[Data excerpts]
● ● ● ●
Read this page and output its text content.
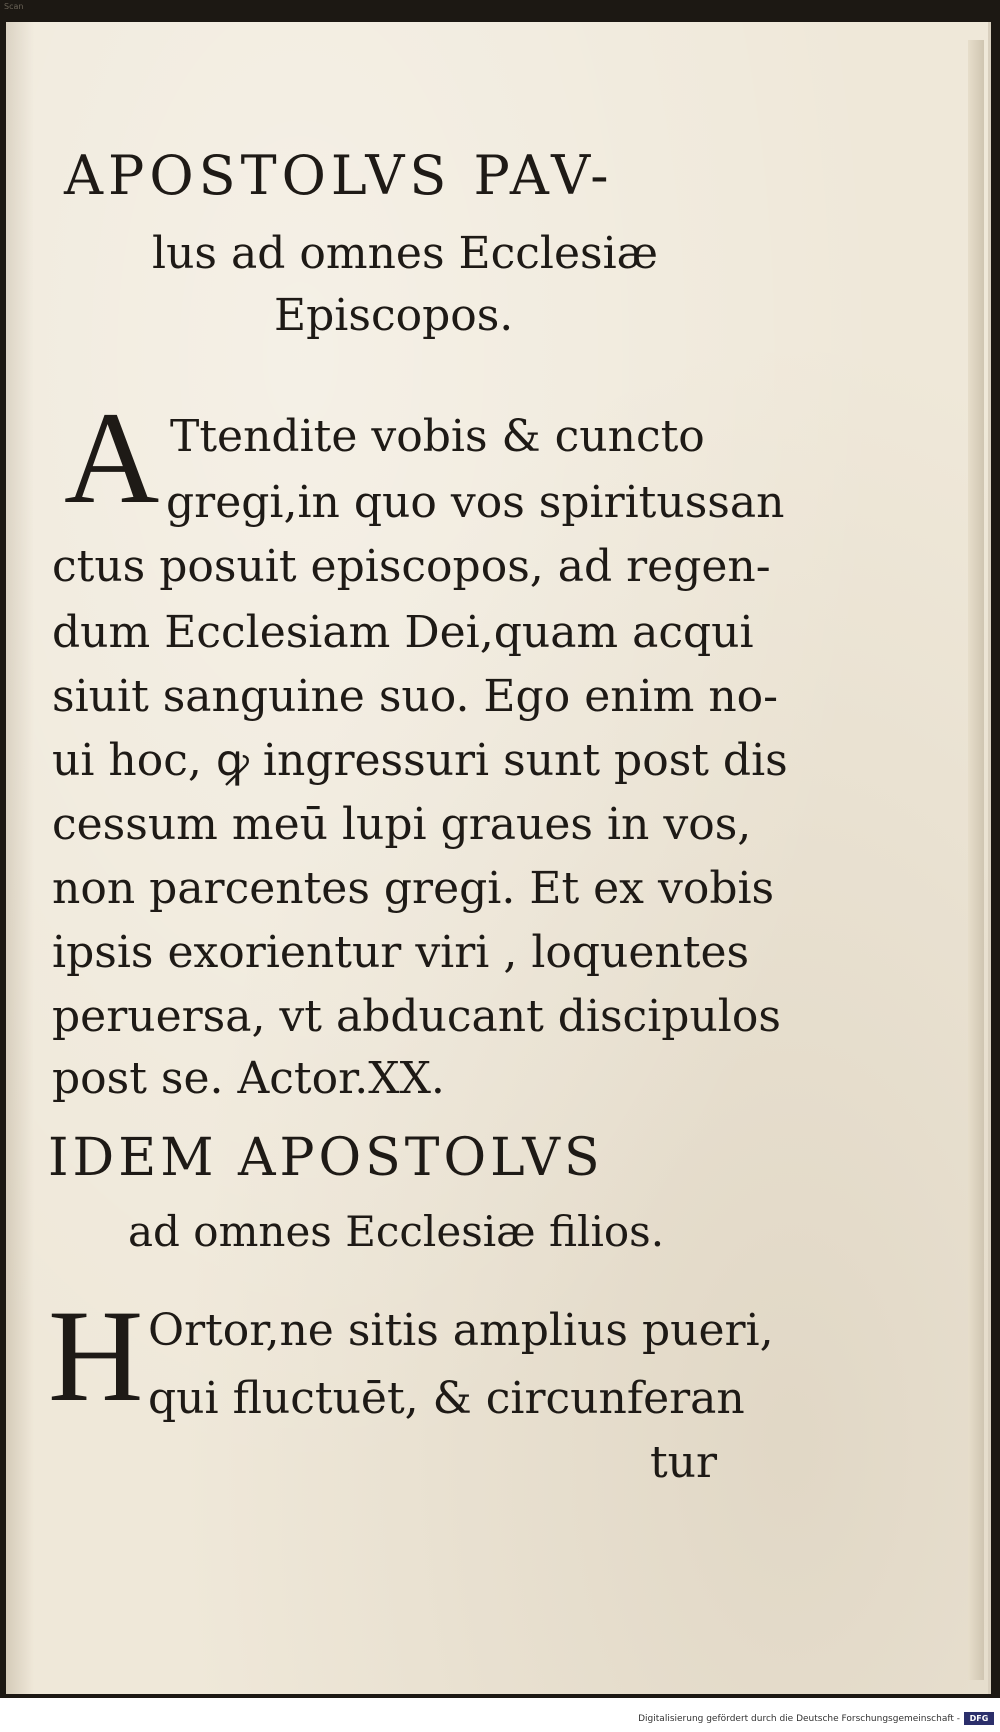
Scan
APOSTOLVS PAV-
lus ad omnes Ecclesiæ
Episcopos.
A Ttendite vobis & cuncto
gregi,in quo vos spiritussan
ctus posuit episcopos, ad regen-
dum Ecclesiam Dei,quam acqui
siuit sanguine suo. Ego enim no-
ui hoc, ꝙ ingressuri sunt post dis
cessum meū lupi graues in vos,
non parcentes gregi. Et ex vobis
ipsis exorientur viri , loquentes
peruersa, vt abducant discipulos
post se. Actor.XX.
IDEM APOSTOLVS
ad omnes Ecclesiæ filios.
H Ortor,ne sitis amplius pueri,
qui fluctuēt, & circunferan
tur
Digitalisierung gefördert durch die Deutsche Forschungsgemeinschaft -	DFG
● ● ● ●
• **PROBLEM**
Output all the records, word for word, with no pictures in the copy.

• **FINAL ANSWER**
Read this page and output its text content.
Scan
APOSTOLVS PAV-
lus ad omnes Ecclesiæ
Episcopos.
A Ttendite vobis & cuncto
gregi,in quo vos spiritussan
ctus posuit episcopos, ad regen-
dum Ecclesiam Dei,quam acqui
siuit sanguine suo. Ego enim no-
ui hoc, ꝙ ingressuri sunt post dis
cessum meū lupi graues in vos,
non parcentes gregi. Et ex vobis
ipsis exorientur viri , loquentes
peruersa, vt abducant discipulos
post se. Actor.XX.
IDEM APOSTOLVS
ad omnes Ecclesiæ filios.
H Ortor,ne sitis amplius pueri,
qui fluctuēt, & circunferan
tur
Digitalisierung gefördert durch die Deutsche Forschungsgemeinschaft -	DFG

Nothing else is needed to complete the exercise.